- _GIVEN TASK_: Gather up every line that includes the string "search".

[start of MATERIAL FOR THIS EXERCISE]

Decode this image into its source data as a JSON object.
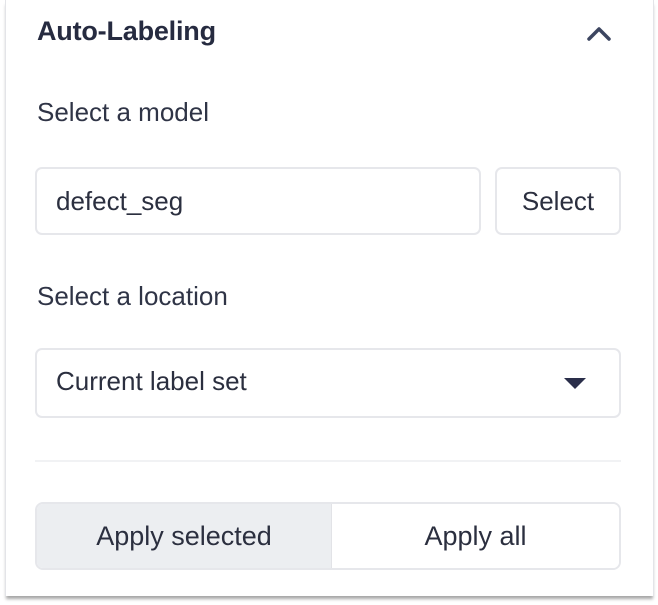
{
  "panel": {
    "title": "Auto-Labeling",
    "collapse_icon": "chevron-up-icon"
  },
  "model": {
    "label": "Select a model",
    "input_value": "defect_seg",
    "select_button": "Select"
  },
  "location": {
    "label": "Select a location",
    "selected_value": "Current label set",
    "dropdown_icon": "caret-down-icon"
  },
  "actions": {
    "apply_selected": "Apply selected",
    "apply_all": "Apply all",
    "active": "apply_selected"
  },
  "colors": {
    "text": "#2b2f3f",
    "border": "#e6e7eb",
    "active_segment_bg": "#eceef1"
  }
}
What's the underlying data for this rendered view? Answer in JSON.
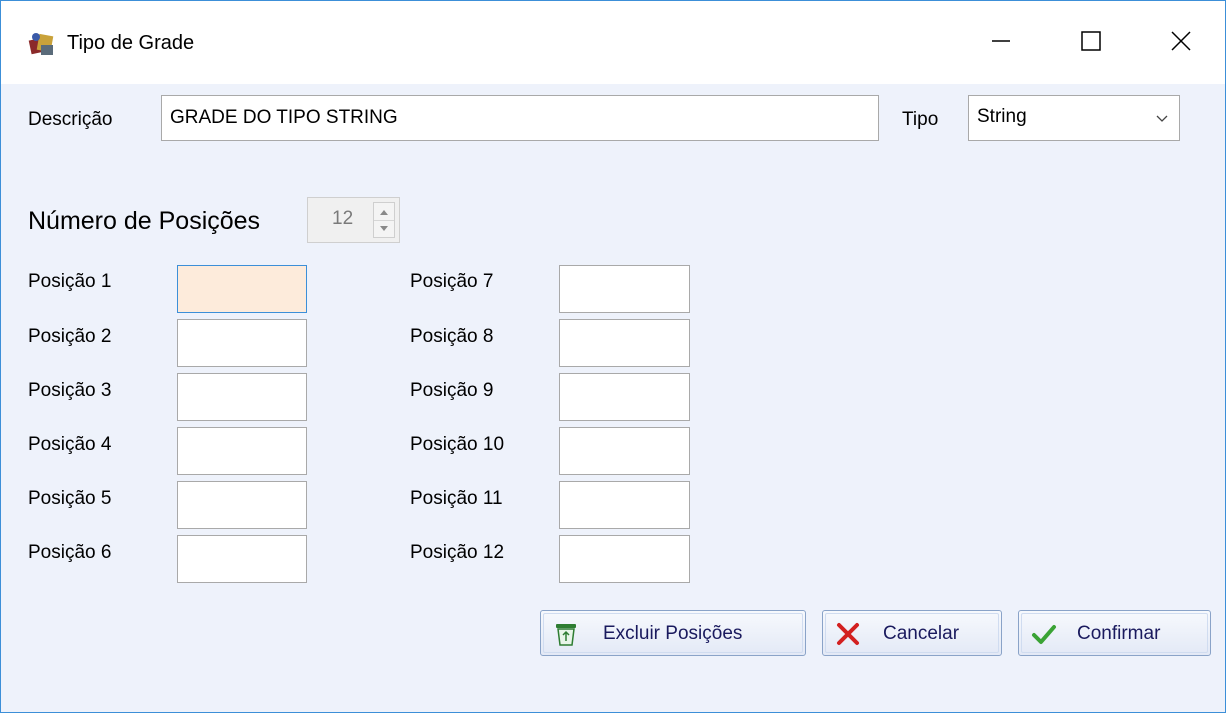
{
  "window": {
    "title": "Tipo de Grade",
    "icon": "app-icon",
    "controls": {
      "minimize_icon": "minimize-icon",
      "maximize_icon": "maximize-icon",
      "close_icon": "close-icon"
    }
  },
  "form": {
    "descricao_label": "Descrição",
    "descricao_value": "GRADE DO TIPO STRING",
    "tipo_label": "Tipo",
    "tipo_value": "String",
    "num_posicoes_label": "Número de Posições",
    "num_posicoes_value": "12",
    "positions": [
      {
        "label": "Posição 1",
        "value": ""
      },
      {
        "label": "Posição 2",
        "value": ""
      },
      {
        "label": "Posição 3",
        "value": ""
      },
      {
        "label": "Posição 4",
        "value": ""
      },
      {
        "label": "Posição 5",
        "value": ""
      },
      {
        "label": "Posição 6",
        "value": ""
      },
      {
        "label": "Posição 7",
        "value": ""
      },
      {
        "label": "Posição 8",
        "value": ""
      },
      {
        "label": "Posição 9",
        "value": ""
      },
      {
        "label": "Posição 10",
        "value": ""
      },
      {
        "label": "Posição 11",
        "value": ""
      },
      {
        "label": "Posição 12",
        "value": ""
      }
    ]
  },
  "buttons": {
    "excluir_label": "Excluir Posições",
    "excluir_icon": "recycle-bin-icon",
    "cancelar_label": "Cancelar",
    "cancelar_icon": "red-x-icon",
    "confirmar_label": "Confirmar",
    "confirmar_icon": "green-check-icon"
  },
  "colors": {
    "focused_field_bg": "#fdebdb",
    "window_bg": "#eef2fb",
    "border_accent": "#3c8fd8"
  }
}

[end of MATERIAL FOR THIS EXERCISE]
[start of MATERIAL FOR THIS EXERCISE]

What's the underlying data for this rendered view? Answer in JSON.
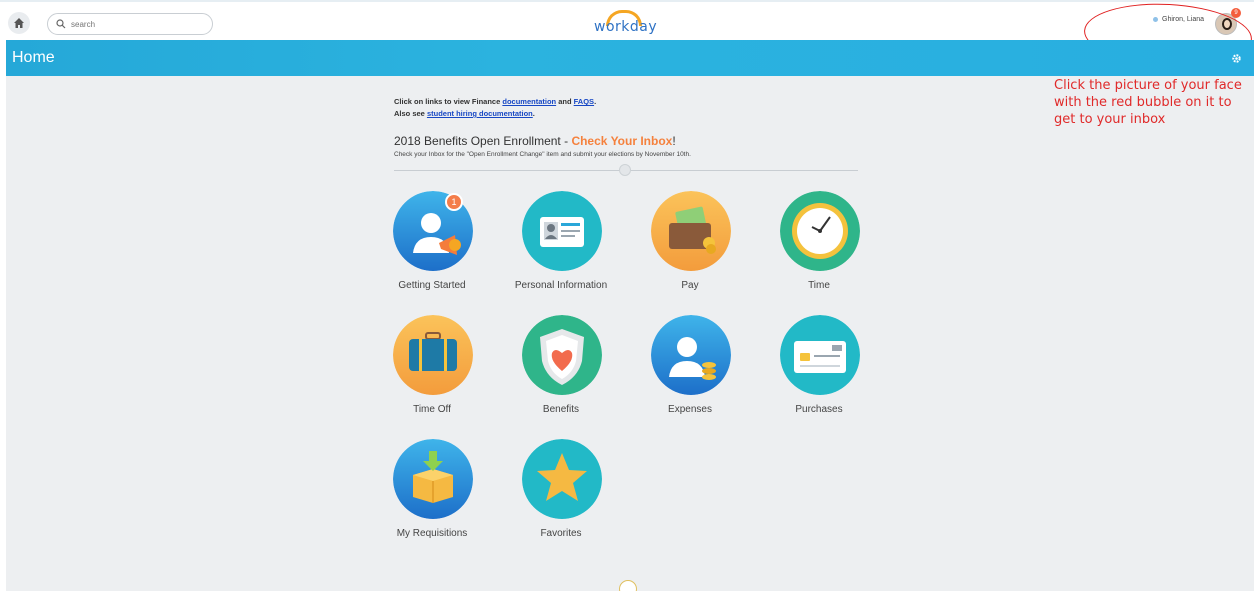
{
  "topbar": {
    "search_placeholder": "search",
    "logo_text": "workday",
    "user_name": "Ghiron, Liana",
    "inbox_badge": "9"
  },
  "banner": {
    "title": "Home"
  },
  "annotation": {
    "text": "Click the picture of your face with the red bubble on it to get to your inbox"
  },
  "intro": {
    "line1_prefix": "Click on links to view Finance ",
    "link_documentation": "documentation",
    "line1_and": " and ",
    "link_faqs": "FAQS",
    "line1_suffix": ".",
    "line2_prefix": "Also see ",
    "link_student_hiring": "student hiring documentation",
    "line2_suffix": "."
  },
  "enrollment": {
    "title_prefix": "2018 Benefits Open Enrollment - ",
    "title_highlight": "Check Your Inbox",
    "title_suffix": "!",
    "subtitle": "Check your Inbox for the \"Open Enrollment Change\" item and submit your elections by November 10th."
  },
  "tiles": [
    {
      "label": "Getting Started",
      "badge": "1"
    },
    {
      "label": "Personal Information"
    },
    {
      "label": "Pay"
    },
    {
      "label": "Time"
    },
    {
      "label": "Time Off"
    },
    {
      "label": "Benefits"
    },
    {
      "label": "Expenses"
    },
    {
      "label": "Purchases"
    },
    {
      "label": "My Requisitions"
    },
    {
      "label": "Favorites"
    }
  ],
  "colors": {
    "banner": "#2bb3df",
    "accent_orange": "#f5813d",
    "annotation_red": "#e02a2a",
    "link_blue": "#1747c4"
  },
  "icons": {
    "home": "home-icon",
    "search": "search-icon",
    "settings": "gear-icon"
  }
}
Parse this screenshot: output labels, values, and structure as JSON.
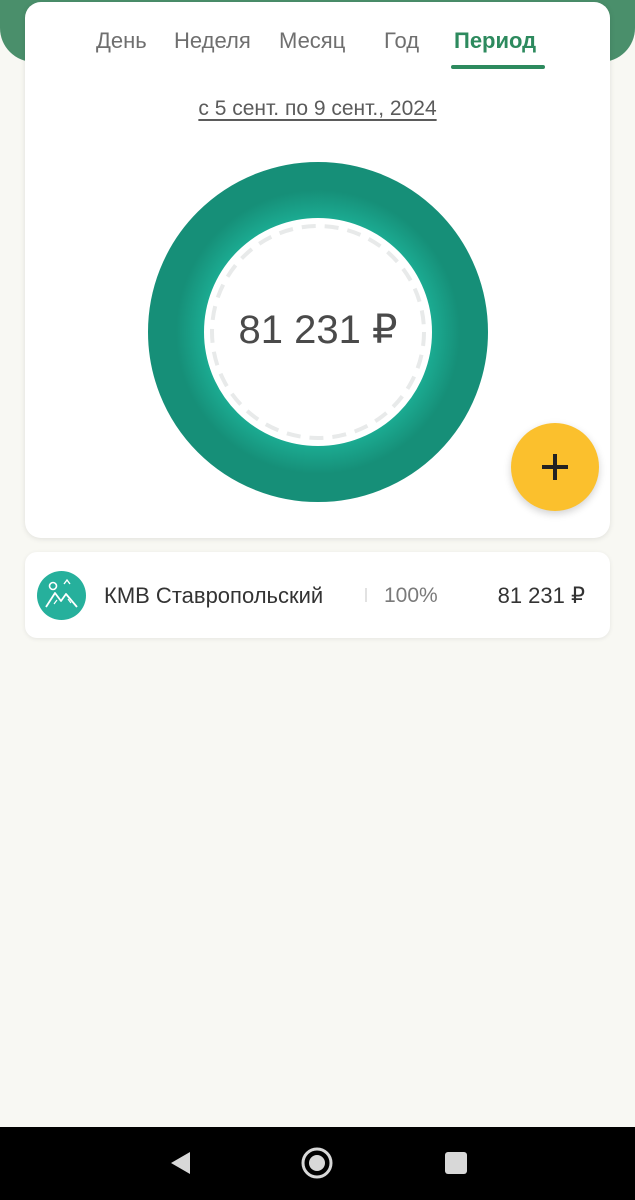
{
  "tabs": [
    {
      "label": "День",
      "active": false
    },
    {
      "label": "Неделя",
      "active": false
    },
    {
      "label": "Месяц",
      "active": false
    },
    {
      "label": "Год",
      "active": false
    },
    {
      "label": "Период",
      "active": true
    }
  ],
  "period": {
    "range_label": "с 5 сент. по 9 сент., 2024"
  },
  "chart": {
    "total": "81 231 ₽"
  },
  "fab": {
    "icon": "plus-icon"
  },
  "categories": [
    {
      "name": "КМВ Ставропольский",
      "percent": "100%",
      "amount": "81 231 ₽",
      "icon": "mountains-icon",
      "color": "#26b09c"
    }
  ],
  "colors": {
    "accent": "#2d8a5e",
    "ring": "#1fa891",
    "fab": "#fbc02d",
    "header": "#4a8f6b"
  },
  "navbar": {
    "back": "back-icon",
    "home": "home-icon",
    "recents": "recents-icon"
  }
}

[end of MATERIAL FOR THIS EXERCISE]

- _TASK RESPONSE_:
    "search_placeholder": "search",
    "search": "search-icon",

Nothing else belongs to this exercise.